Scan the records below for the word "蛋白棉粕" and give only the number of lines that hold it.

DATA SUPPLIED
::::

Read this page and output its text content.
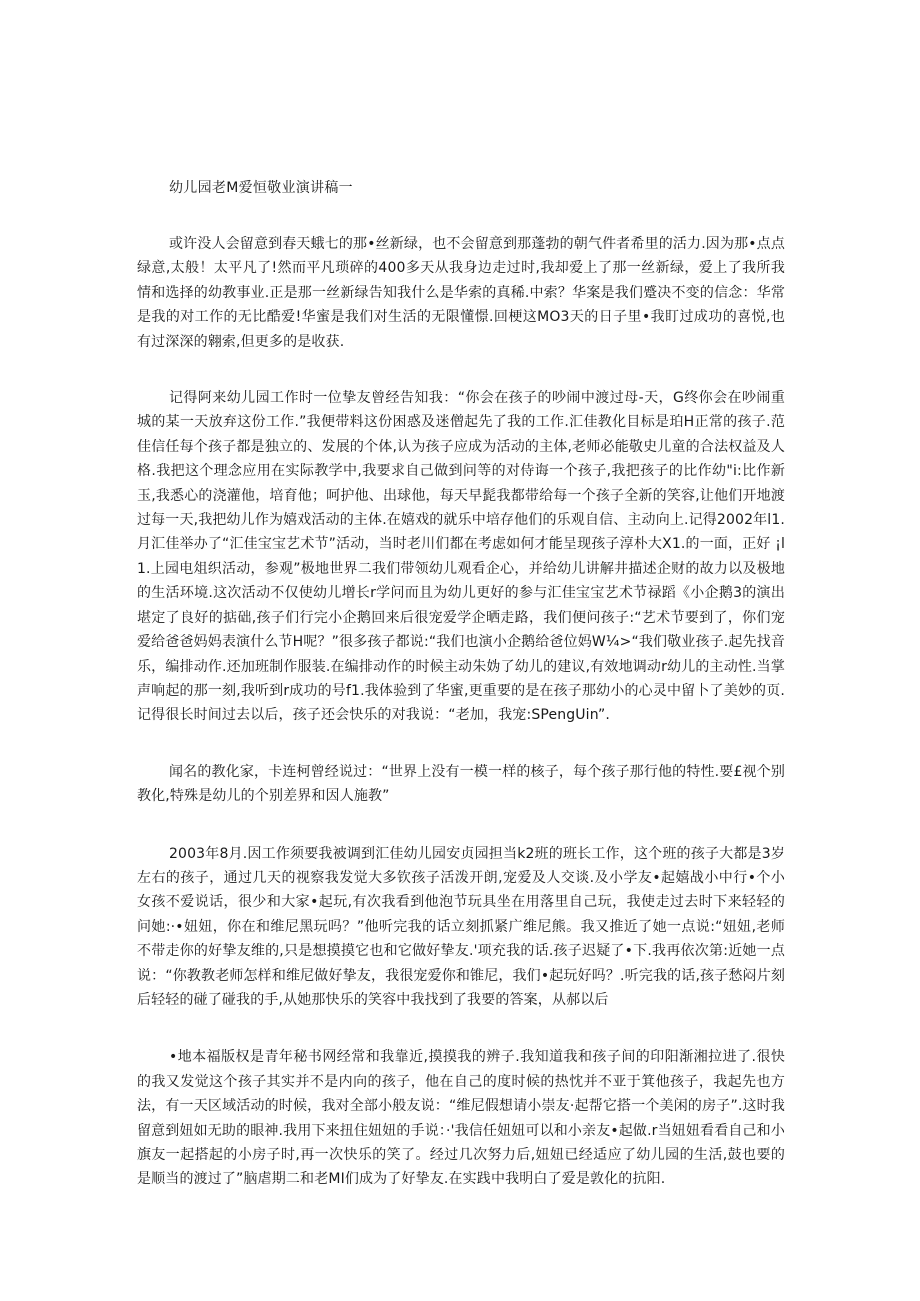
幼儿园老M爱恒敬业演讲稿一

或许没人会留意到春天蛾七的那•丝新绿，也不会留意到那蓬勃的朝气件者希里的活力.因为那•点点绿意,太般！太平凡了!然而平凡琐碎的400多天从我身边走过时,我却爱上了那一丝新绿，爱上了我所我情和选择的幼教事业.正是那一丝新绿告知我什么是华索的真稀.中索？华案是我们蹙决不变的信念：华常是我的对工作的无比酷爱!华蜜是我们对生活的无限懂憬.回梗这MO3天的日子里•我盯过成功的喜悦,也有过深深的翱索,但更多的是收获.

记得阿来幼儿园工作时一位挚友曾经告知我：“你会在孩子的吵闹中渡过母-天，G终你会在吵闹重城的某一天放弃这份工作.”我便带料这份困惑及迷僧起先了我的工作.汇佳教化目标是珀H正常的孩子.范佳信任每个孩子都是独立的、发展的个体,认为孩子应成为活动的主体,老师必能敬史儿童的合法权益及人格.我把这个理念应用在实际教学中,我要求自己做到问等的对侍诲一个孩子,我把孩子的比作幼"i:比作新玉,我悉心的浇灌他，培育他；呵护他、出球他，每天早髭我都带给每一个孩子全新的笑容,让他们开地渡过每一天,我把幼儿作为嬉戏活动的主体.在嬉戏的就乐中培存他们的乐观自信、主动向上.记得2002年l1.月汇佳举办了“汇佳宝宝艺术节”活动，当时老川们都在考虑如何才能呈现孩子淳朴大X1.的一面，正好 ¡l1.上园电俎织活动，参观”极地世界二我们带领幼儿观看企心，并给幼儿讲解井描述企财的故力以及极地的生活环境.这次活动不仅使幼儿增长r学问而且为幼儿更好的参与汇佳宝宝艺术节禄蹈《小企鹅3的演出堪定了良好的掂础,孩子们行完小企鹅回来后很宠爱学企晒走路，我们便问孩子:“艺术节要到了，你们宠爱给爸爸妈妈表演什么节H呢？”很多孩子都说:“我们也演小企鹅给爸位妈W¼>“我们敬业孩子.起先找音乐，编排动作.还加班制作服装.在编排动作的时候主动朱妫了幼儿的建议,有效地调动r幼儿的主动性.当掌声响起的那一刻,我听到r成功的号f1.我体验到了华蜜,更重要的是在孩子那幼小的心灵中留卜了美妙的页.记得很长时间过去以后，孩子还会快乐的对我说：“老加，我宠:SPengUin”.

闻名的教化家，卡连柯曾经说过：“世界上没有一模一样的核子，每个孩子那行他的特性.要£视个别教化,特殊是幼儿的个别差界和因人施教”

2003年8月.因工作须要我被调到汇佳幼儿园安贞园担当k2班的班长工作，这个班的孩子大都是3岁左右的孩子，通过几天的视察我发觉大多钦孩子活泼开朗,宠爱及人交谈.及小学友•起嬉战小中行•个小女孩不爱说话，很少和大家•起玩,有次我看到他泡节玩具坐在用落里自己玩，我使走过去时下来轻轻的问她:·•妞妞，你在和维尼黑玩吗？”他听完我的话立刻抓紧广维尼熊。我又推近了她一点说:“妞妞,老师不带走你的好挚友维的,只是想摸摸它也和它做好挚友.'项充我的话.孩子迟疑了•下.我再依次第:近她一点说：“你教教老师怎样和维尼做好挚友，我很宠爱你和锥尼，我们•起玩好吗？.听完我的话,孩子愁闷片刻后轻轻的碰了碰我的手,从她那快乐的笑容中我找到了我要的答案，从郝以后

•地本福版权是青年秘书网经常和我靠近,摸摸我的辨子.我知道我和孩子间的印阳渐湘拉进了.很快的我又发觉这个孩子其实并不是内向的孩子，他在自己的度时候的热忱并不亚于箕他孩子，我起先也方法，有一天区域活动的时候，我对全部小般友说：“维尼假想请小崇友·起帮它搭一个美闲的房子”.这时我留意到妞如无助的眼神.我用下来扭住妞妞的手说：·'我信任妞妞可以和小亲友•起做.r当妞妞看看自己和小旗友一起搭起的小房子时,再一次快乐的笑了。经过几次努力后,妞妞已经适应了幼儿园的生活,鼓也要的是顺当的渡过了”脑虐期二和老MI们成为了好挚友.在实践中我明白了爱是敦化的抗阳.
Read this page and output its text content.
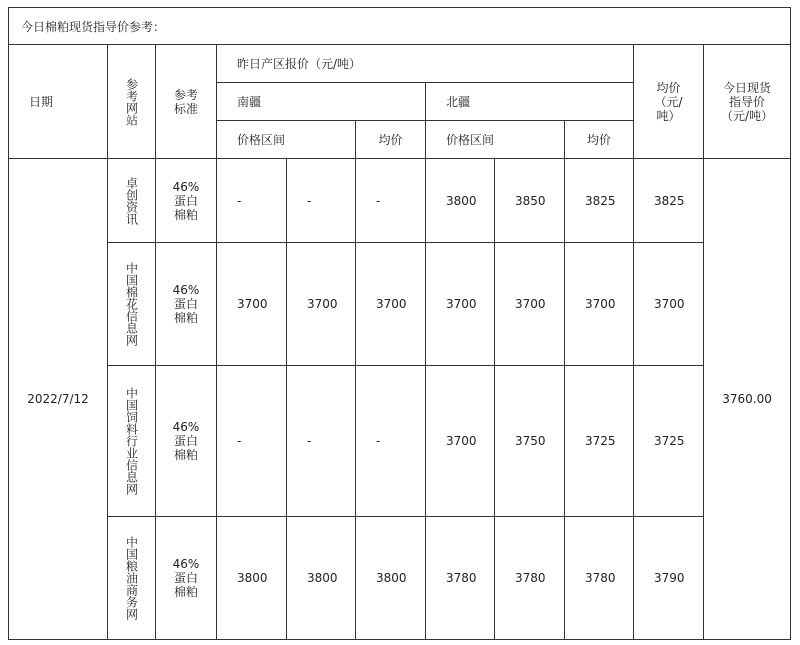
今日棉粕现货指导价参考：										
日期	参考网站	参考标准	昨日产区报价（元/吨）						均价（元/吨）	今日现货指导价（元/吨）

			南疆			北疆				
			价格区间		均价	价格区间		均价		
2022/7/12	卓创资讯	46%蛋白棉粕	-	-	-	3800	3850	3825	3825	3760.00

	中国棉花信息网	46%蛋白棉粕	3700	3700	3700	3700	3700	3700	3700	

	中国饲料行业信息网	46%蛋白棉粕	-	-	-	3700	3750	3725	3725	

	中国粮油商务网	46%蛋白棉粕	3800	3800	3800	3780	3780	3780	3790	
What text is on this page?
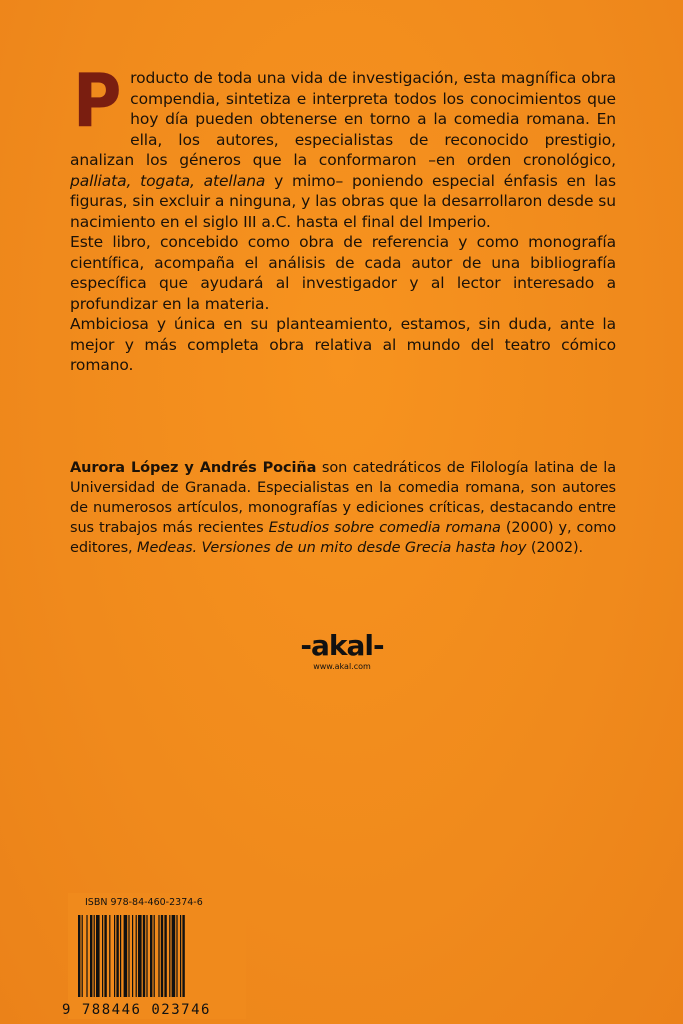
Producto de toda una vida de investigación, esta magnífica obra compendia, sintetiza e interpreta todos los conocimientos que hoy día pueden obtenerse en torno a la comedia romana. En ella, los autores, especialistas de reconocido prestigio, analizan los géneros que la conformaron –en orden cronológico, palliata, togata, atellana y mimo– poniendo especial énfasis en las figuras, sin excluir a ninguna, y las obras que la desarrollaron desde su nacimiento en el siglo III a.C. hasta el final del Imperio.

Este libro, concebido como obra de referencia y como monografía científica, acompaña el análisis de cada autor de una bibliografía específica que ayudará al investigador y al lector interesado a profundizar en la materia.

Ambiciosa y única en su planteamiento, estamos, sin duda, ante la mejor y más completa obra relativa al mundo del teatro cómico romano.

Aurora López y Andrés Pociña son catedráticos de Filología latina de la Universidad de Granada. Especialistas en la comedia romana, son autores de numerosos artículos, monografías y ediciones críticas, destacando entre sus trabajos más recientes Estudios sobre comedia romana (2000) y, como editores, Medeas. Versiones de un mito desde Grecia hasta hoy (2002).

-akal-
www.akal.com
ISBN 978-84-460-2374-6
9 788446 023746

::::

RESULT FOR THIS TASK
4